+++ Working data

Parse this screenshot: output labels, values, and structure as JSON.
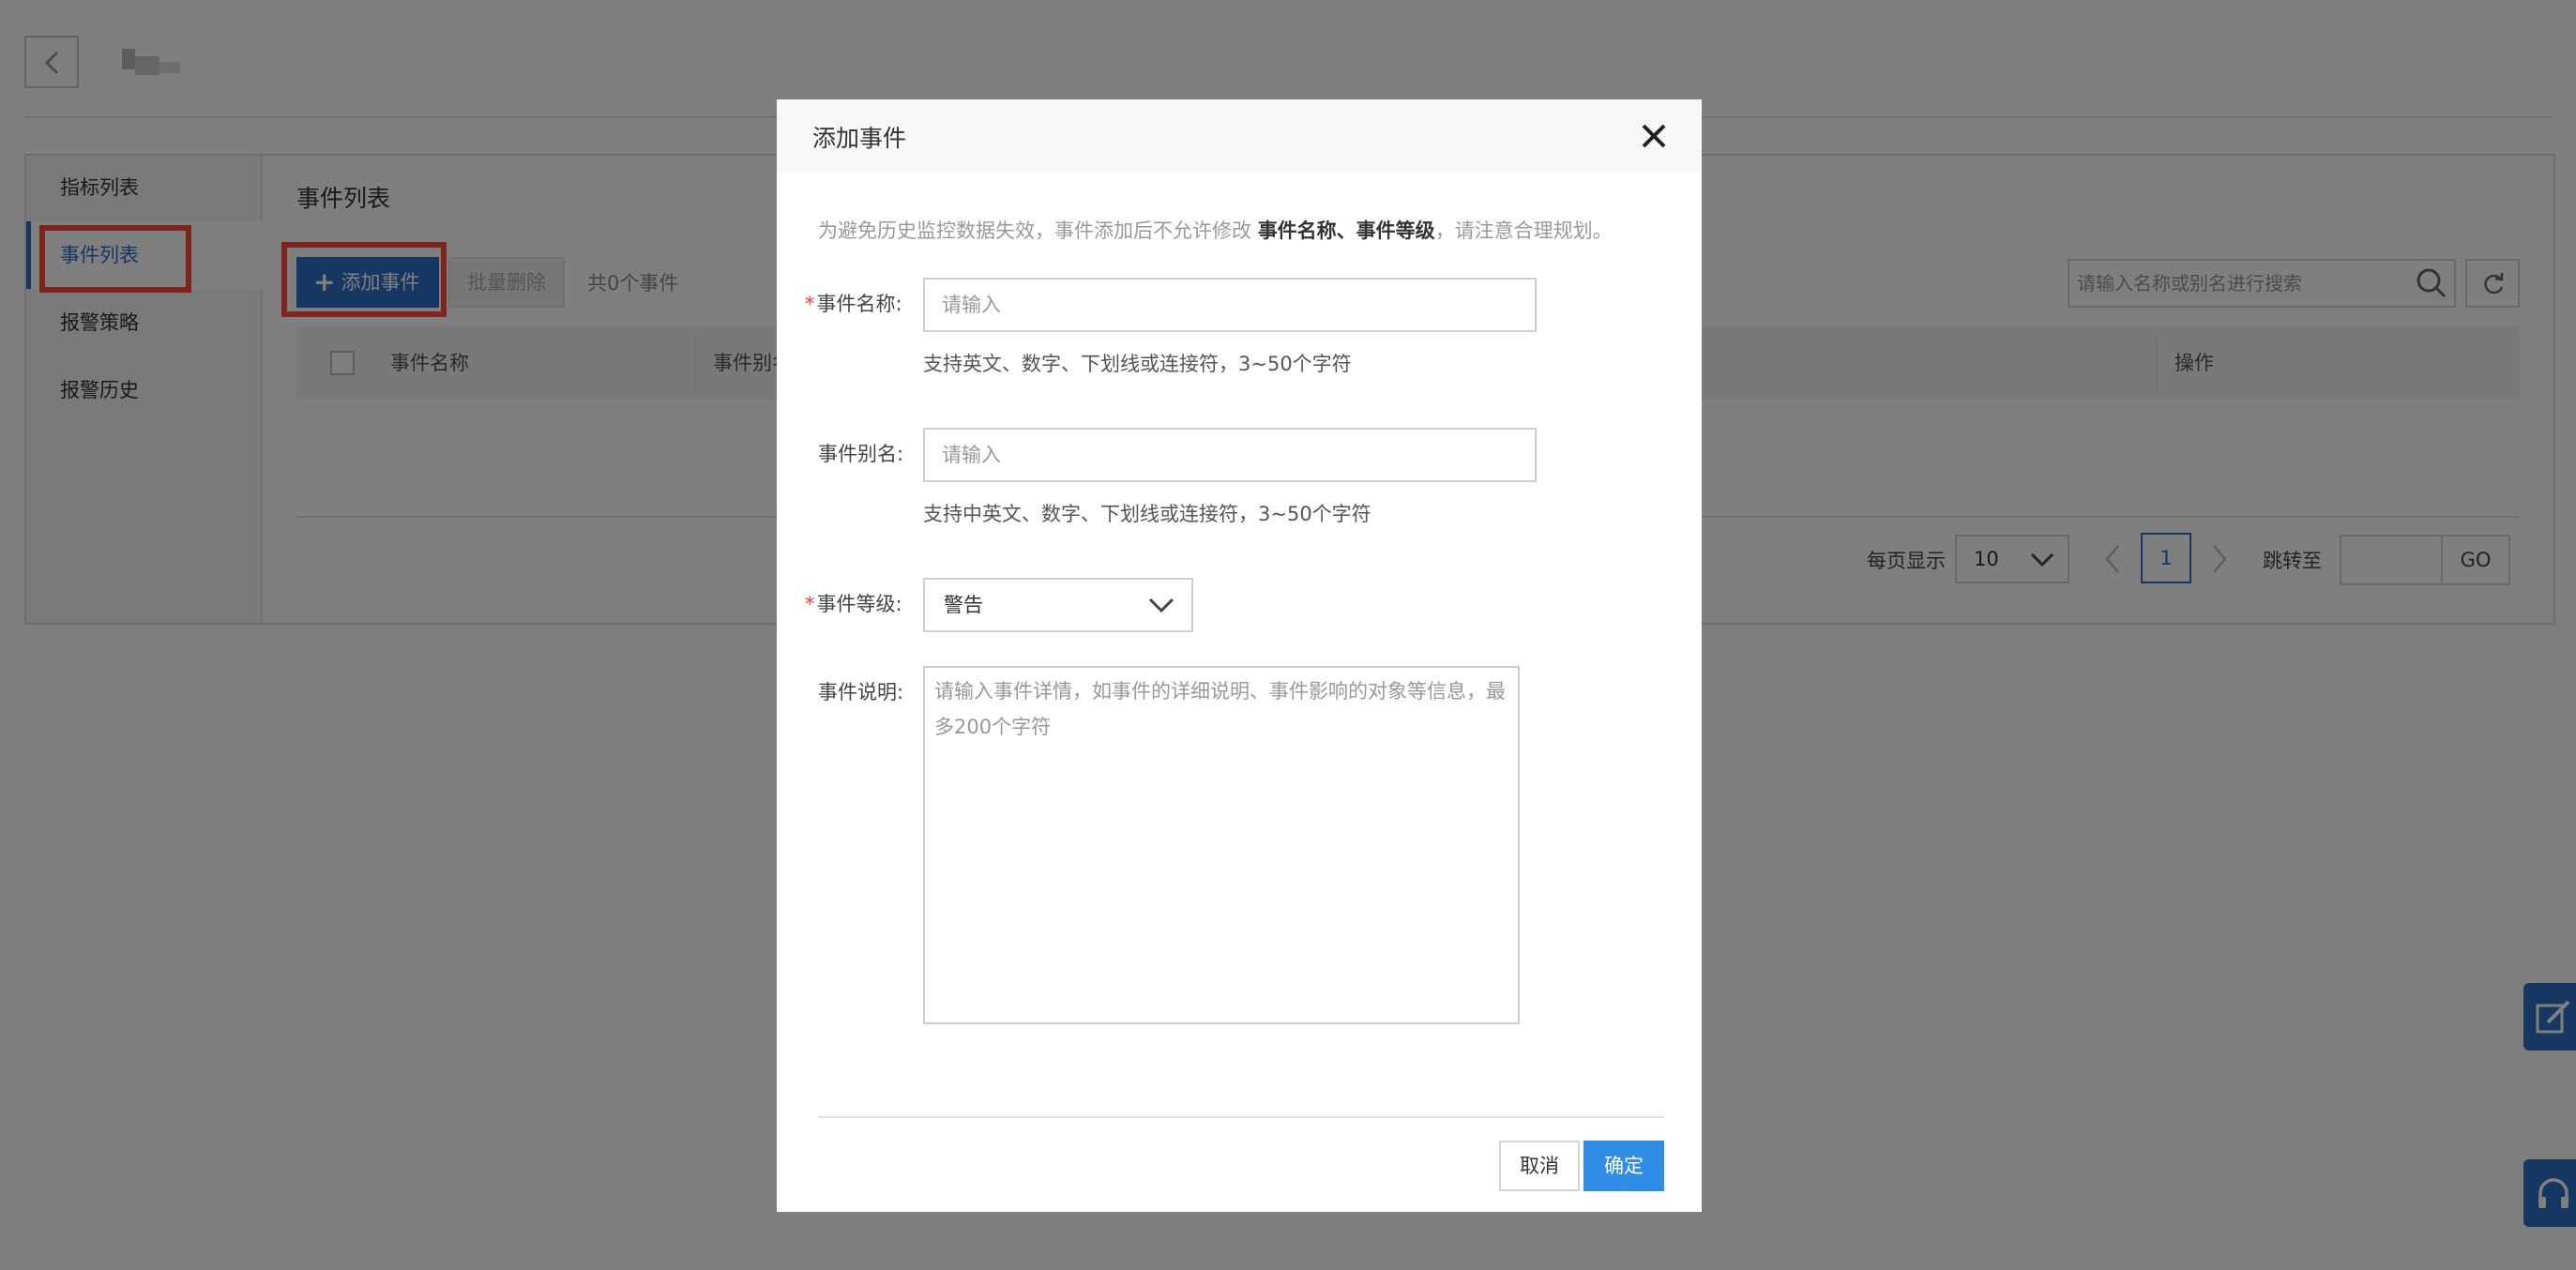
{
  "sidebar": {
    "items": [
      {
        "label": "指标列表"
      },
      {
        "label": "事件列表"
      },
      {
        "label": "报警策略"
      },
      {
        "label": "报警历史"
      }
    ],
    "active_index": 1
  },
  "main": {
    "title": "事件列表",
    "add_label": "添加事件",
    "batch_delete_label": "批量删除",
    "count_text": "共0个事件",
    "search_placeholder": "请输入名称或别名进行搜索",
    "columns": [
      "事件名称",
      "事件别名",
      "操作"
    ]
  },
  "pagination": {
    "per_page_label": "每页显示",
    "per_page_value": "10",
    "current_page": "1",
    "jump_label": "跳转至",
    "go_label": "GO"
  },
  "dialog": {
    "title": "添加事件",
    "notice_prefix": "为避免历史监控数据失效，事件添加后不允许修改",
    "notice_bold": "事件名称、事件等级",
    "notice_suffix": "，请注意合理规划。",
    "required_mark": "*",
    "fields": {
      "name": {
        "label": "事件名称:",
        "placeholder": "请输入",
        "hint": "支持英文、数字、下划线或连接符，3~50个字符"
      },
      "alias": {
        "label": "事件别名:",
        "placeholder": "请输入",
        "hint": "支持中英文、数字、下划线或连接符，3~50个字符"
      },
      "level": {
        "label": "事件等级:",
        "value": "警告"
      },
      "description": {
        "label": "事件说明:",
        "placeholder": "请输入事件详情，如事件的详细说明、事件影响的对象等信息，最多200个字符"
      }
    },
    "cancel_label": "取消",
    "ok_label": "确定"
  },
  "colors": {
    "primary": "#2b6fc2",
    "highlight": "#ff4a3d",
    "ok_button": "#2f8de6",
    "required": "#ff3a30"
  },
  "icons": {
    "back": "chevron-left-icon",
    "search": "search-icon",
    "refresh": "refresh-icon",
    "close": "close-icon",
    "dropdown": "chevron-down-icon",
    "float_top": "edit-icon",
    "float_bottom": "headset-icon"
  }
}
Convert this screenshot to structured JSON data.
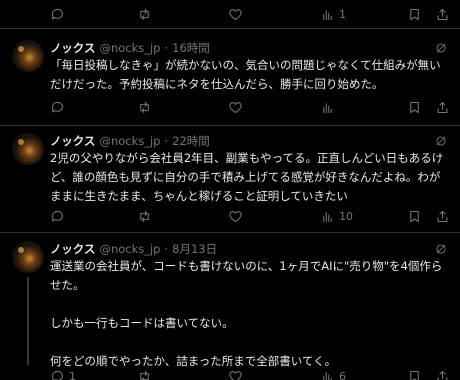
{
  "top_actions": {
    "reply_count": "",
    "retweet_count": "",
    "like_count": "",
    "views_count": "1"
  },
  "tweets": [
    {
      "name": "ノックス",
      "handle": "@nocks_jp",
      "separator": "·",
      "time": "16時間",
      "text": "「毎日投稿しなきゃ」が続かないの、気合いの問題じゃなくて仕組みが無いだけだった。予約投稿にネタを仕込んだら、勝手に回り始めた。",
      "reply_count": "",
      "retweet_count": "",
      "like_count": "",
      "views_count": ""
    },
    {
      "name": "ノックス",
      "handle": "@nocks_jp",
      "separator": "·",
      "time": "22時間",
      "text": "2児の父やりながら会社員2年目、副業もやってる。正直しんどい日もあるけど、誰の顔色も見ずに自分の手で積み上げてる感覚が好きなんだよね。わがままに生きたまま、ちゃんと稼げること証明していきたい",
      "reply_count": "",
      "retweet_count": "",
      "like_count": "",
      "views_count": "10"
    },
    {
      "name": "ノックス",
      "handle": "@nocks_jp",
      "separator": "·",
      "time": "8月13日",
      "text": "運送業の会社員が、コードも書けないのに、1ヶ月でAIに\"売り物\"を4個作らせた。\n\nしかも一行もコードは書いてない。\n\n何をどの順でやったか、詰まった所まで全部書いてく。",
      "reply_count": "1",
      "retweet_count": "",
      "like_count": "",
      "views_count": "6"
    }
  ]
}
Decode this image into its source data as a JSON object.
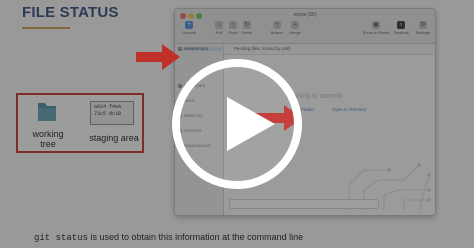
{
  "slide": {
    "title": "FILE STATUS",
    "working_tree_label": "working\ntree",
    "staging_area_label": "staging area",
    "staging_hashes": [
      "a934 f4eA",
      "73c5 dc1B"
    ],
    "bottom_code": "git status",
    "bottom_text": " is used to obtain this information at the command line"
  },
  "window": {
    "title": "repos (35)",
    "toolbar": {
      "commit": "Commit",
      "pull": "Pull",
      "push": "Push",
      "fetch": "Fetch",
      "branch": "Branch",
      "merge": "Merge",
      "show_in_finder": "Show in Finder",
      "terminal": "Terminal",
      "settings": "Settings"
    },
    "sidebar": {
      "items": [
        "WORKSPACE",
        "BRANCHES",
        "TAGS",
        "REMOTES",
        "STASHES",
        "SUBMODULES"
      ]
    },
    "branch_bar_text": "Pending files, sorted by path",
    "main": {
      "nothing_text": "Nothing to commit",
      "link_finder": "Show in Finder",
      "link_terminal": "Open in Terminal"
    }
  },
  "overlay": {
    "colors": {
      "arrow": "#c0302a",
      "play": "#ffffff"
    }
  }
}
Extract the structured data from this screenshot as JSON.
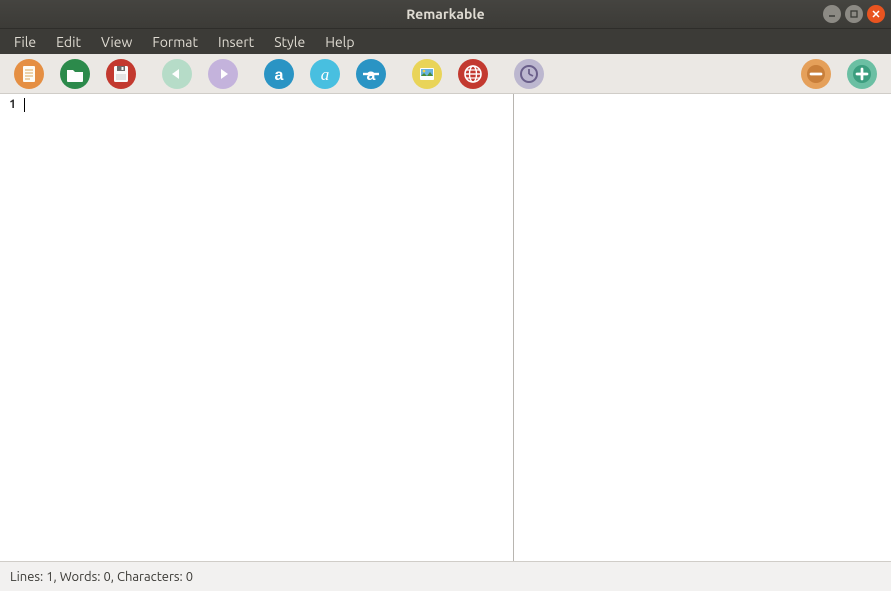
{
  "window": {
    "title": "Remarkable"
  },
  "menu": {
    "file": "File",
    "edit": "Edit",
    "view": "View",
    "format": "Format",
    "insert": "Insert",
    "style": "Style",
    "help": "Help"
  },
  "editor": {
    "line_number": "1",
    "content": ""
  },
  "status": {
    "text": "Lines: 1, Words: 0, Characters: 0",
    "lines": 1,
    "words": 0,
    "characters": 0
  },
  "toolbar_icons": {
    "new": "new-file",
    "open": "open-folder",
    "save": "save",
    "undo": "undo",
    "redo": "redo",
    "bold": "bold",
    "italic": "italic",
    "strike": "strikethrough",
    "image": "image",
    "link": "link",
    "timestamp": "timestamp",
    "zoom_out": "zoom-out",
    "zoom_in": "zoom-in"
  }
}
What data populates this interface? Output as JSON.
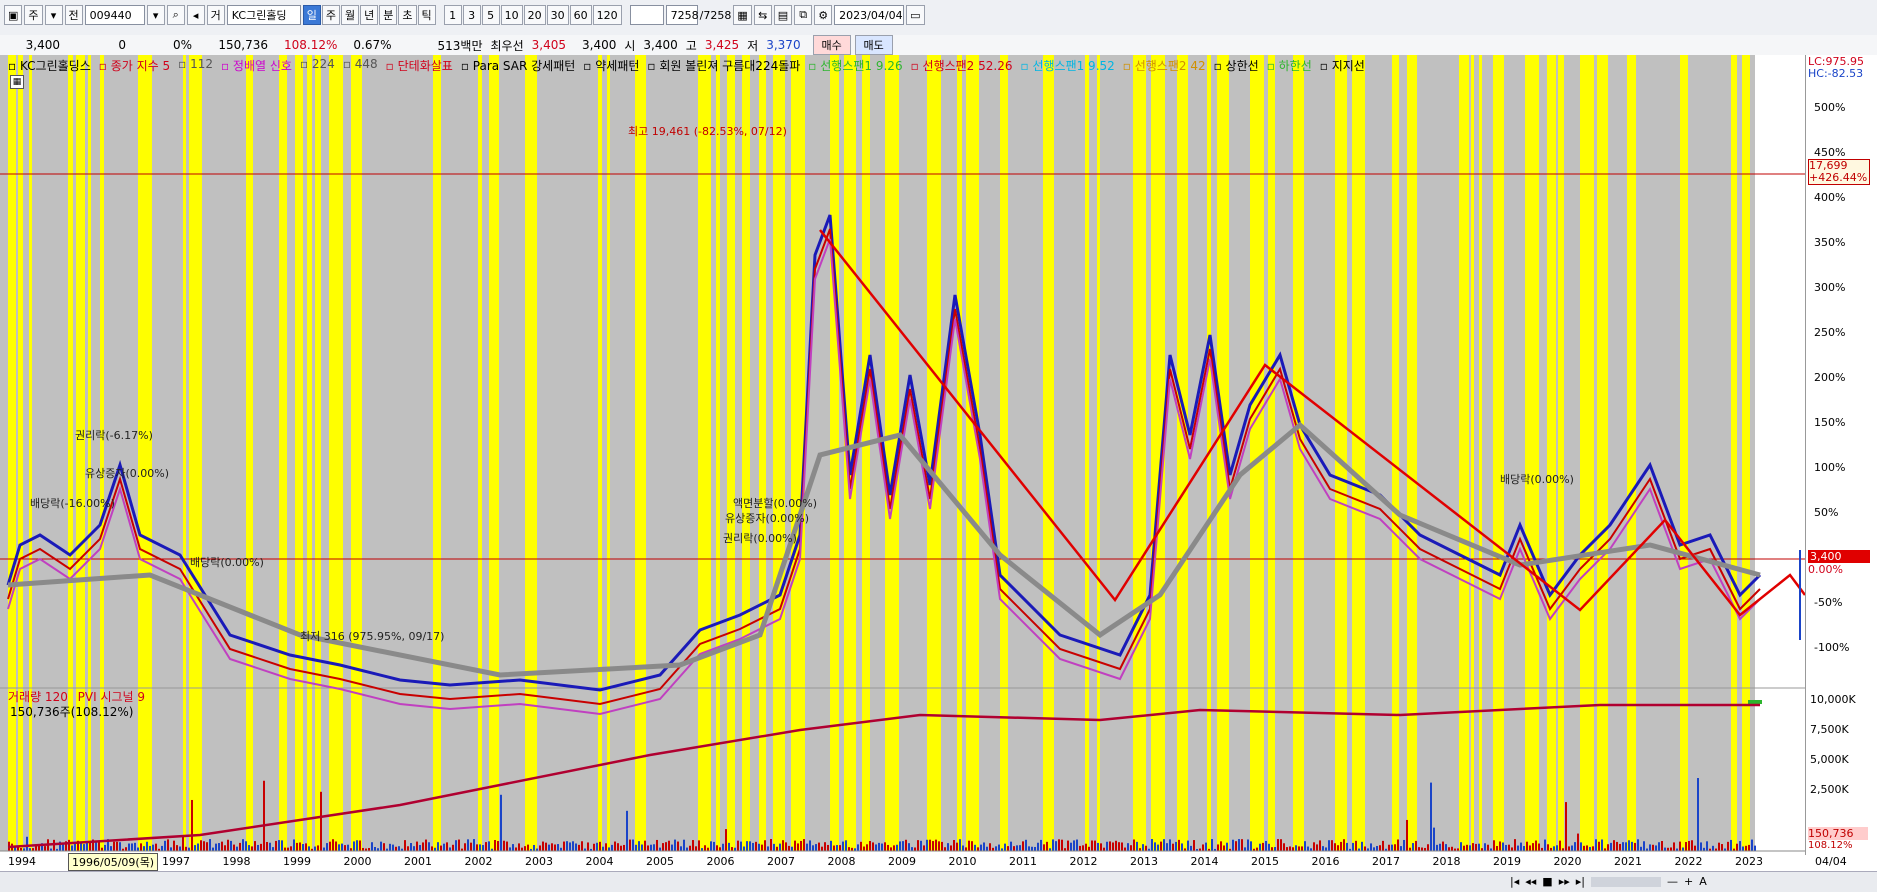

++++++

> [What is being asked] Copy out every line from the material above in which the word "Finder" appears.

> [Full answer]
      "show_in_finder": "Show in Finder",
      "link_finder": "Show in Finder",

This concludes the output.